Layout annotation records:
┄┄┄┄┄┄┄┄┄┄

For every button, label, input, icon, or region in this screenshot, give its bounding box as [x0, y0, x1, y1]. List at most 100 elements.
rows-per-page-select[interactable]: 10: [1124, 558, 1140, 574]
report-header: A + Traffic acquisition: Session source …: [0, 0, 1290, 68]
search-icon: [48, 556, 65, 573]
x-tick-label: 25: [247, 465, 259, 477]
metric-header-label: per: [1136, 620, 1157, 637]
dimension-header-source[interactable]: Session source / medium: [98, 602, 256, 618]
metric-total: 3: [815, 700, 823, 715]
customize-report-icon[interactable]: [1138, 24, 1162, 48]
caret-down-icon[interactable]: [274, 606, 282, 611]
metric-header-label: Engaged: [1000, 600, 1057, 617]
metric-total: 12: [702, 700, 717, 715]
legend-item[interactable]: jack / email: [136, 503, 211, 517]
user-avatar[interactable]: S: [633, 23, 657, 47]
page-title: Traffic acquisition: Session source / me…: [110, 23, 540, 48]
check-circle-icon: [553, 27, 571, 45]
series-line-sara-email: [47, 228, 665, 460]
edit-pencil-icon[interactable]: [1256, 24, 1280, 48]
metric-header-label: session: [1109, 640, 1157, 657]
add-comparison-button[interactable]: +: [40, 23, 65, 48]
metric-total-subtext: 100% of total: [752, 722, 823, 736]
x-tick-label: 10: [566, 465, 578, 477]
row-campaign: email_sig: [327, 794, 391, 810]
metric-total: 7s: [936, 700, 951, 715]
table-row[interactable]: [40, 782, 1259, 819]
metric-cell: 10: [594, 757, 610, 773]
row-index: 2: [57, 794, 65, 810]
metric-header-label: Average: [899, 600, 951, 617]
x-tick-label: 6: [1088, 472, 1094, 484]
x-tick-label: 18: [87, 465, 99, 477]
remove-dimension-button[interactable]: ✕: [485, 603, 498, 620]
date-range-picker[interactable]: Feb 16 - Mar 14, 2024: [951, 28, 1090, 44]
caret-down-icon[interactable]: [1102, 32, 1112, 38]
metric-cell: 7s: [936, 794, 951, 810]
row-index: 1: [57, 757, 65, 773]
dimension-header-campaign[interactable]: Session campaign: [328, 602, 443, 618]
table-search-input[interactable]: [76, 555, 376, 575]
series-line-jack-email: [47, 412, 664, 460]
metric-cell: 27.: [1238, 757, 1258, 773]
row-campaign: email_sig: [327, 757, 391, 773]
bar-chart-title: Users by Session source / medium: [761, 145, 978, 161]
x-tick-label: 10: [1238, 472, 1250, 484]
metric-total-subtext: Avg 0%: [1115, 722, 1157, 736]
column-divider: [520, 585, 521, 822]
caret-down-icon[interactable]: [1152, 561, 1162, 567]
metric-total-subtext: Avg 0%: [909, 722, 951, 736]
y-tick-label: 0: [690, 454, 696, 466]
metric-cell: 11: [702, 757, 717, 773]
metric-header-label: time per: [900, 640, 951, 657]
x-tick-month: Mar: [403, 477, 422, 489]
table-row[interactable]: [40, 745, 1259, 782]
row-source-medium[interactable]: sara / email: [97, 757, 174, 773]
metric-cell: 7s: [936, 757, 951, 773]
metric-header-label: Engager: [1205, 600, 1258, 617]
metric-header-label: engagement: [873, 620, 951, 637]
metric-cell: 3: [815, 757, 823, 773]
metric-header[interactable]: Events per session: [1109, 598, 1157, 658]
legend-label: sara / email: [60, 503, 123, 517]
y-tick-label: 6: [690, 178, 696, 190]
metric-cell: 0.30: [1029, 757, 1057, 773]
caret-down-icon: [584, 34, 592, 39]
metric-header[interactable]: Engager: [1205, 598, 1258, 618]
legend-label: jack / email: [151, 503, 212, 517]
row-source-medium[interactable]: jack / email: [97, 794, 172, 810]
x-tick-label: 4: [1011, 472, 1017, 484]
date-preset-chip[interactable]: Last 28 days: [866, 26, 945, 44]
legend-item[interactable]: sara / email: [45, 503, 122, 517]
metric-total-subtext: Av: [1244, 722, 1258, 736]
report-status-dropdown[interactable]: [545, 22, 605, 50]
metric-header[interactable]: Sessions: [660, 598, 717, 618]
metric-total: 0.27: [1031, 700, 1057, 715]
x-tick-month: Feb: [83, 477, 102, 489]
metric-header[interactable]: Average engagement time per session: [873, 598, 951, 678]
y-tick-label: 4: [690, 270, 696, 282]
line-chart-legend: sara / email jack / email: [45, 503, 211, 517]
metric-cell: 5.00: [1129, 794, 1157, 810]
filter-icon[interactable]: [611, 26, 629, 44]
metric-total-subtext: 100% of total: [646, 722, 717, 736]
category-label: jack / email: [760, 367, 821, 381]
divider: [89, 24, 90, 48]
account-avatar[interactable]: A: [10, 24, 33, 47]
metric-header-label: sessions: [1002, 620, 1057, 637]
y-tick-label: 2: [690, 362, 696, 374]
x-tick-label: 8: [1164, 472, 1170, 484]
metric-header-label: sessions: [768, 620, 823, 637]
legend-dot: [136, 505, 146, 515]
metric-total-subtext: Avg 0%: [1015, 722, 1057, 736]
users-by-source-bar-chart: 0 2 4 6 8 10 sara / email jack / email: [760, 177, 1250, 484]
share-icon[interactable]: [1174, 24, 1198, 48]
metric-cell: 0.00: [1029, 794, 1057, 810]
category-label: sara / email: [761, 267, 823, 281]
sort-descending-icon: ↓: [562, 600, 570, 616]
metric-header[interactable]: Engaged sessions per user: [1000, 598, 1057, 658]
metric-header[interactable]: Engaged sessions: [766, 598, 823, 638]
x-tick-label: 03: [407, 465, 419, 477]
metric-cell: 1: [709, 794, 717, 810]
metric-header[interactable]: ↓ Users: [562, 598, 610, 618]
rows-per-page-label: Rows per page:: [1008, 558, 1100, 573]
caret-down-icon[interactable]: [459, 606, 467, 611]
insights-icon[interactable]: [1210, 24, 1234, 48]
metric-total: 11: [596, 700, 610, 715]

┄┄┄┄┄┄┄┄┄┄

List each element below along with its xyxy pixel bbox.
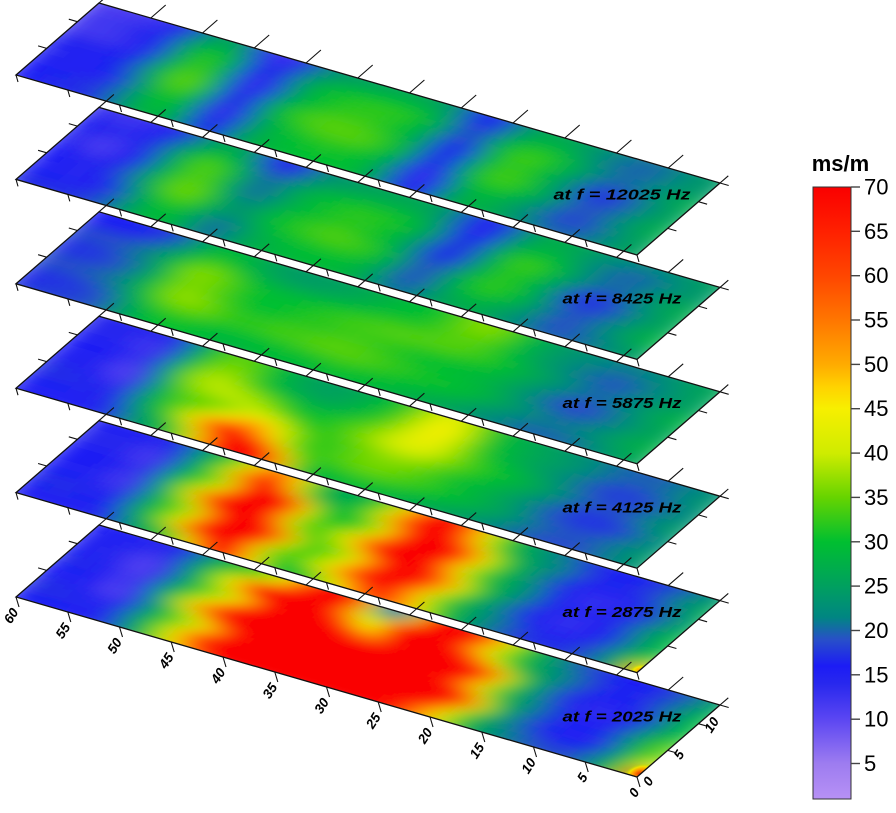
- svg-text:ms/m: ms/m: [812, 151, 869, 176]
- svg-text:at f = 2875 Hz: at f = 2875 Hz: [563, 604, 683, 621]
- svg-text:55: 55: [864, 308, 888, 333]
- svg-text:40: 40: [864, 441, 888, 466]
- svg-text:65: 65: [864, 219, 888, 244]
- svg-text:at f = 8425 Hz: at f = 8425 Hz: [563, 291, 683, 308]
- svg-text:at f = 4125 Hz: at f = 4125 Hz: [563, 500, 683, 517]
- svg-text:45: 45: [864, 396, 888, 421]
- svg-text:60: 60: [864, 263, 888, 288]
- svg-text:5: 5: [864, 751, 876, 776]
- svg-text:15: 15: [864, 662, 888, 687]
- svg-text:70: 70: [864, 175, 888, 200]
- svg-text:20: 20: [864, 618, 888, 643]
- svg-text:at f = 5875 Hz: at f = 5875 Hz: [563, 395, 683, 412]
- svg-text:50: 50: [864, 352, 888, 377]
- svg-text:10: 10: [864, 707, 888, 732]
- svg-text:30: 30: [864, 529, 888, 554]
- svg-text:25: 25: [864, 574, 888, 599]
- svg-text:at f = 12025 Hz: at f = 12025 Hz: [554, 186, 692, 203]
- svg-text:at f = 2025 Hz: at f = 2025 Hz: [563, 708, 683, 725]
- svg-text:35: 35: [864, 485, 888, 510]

┄┄┄┄┄┄┄┄┄┄

▶ GIVEN INSTRUCTION
Recast the lines as a Markdown table with the columns n and Line, starting at the line that contains "For every button, label, input, icon, or" and ending at the line that contains "search-icon: [48, 556, 65, 573]". Number each row and leave out any blank lines.

▶ SOLUTION FOR THIS EXERCISE
| n | Line |
|---|---|
| 1 | For every button, label, input, icon, or region in this screenshot, give its bounding box as [x0, y0, x1, y1]. List at most 100 elements. |
| 2 | rows-per-page-select[interactable]: 10: [1124, 558, 1140, 574] |
| 3 | report-header: A + Traffic acquisition: Session source …: [0, 0, 1290, 68] |
| 4 | search-icon: [48, 556, 65, 573] |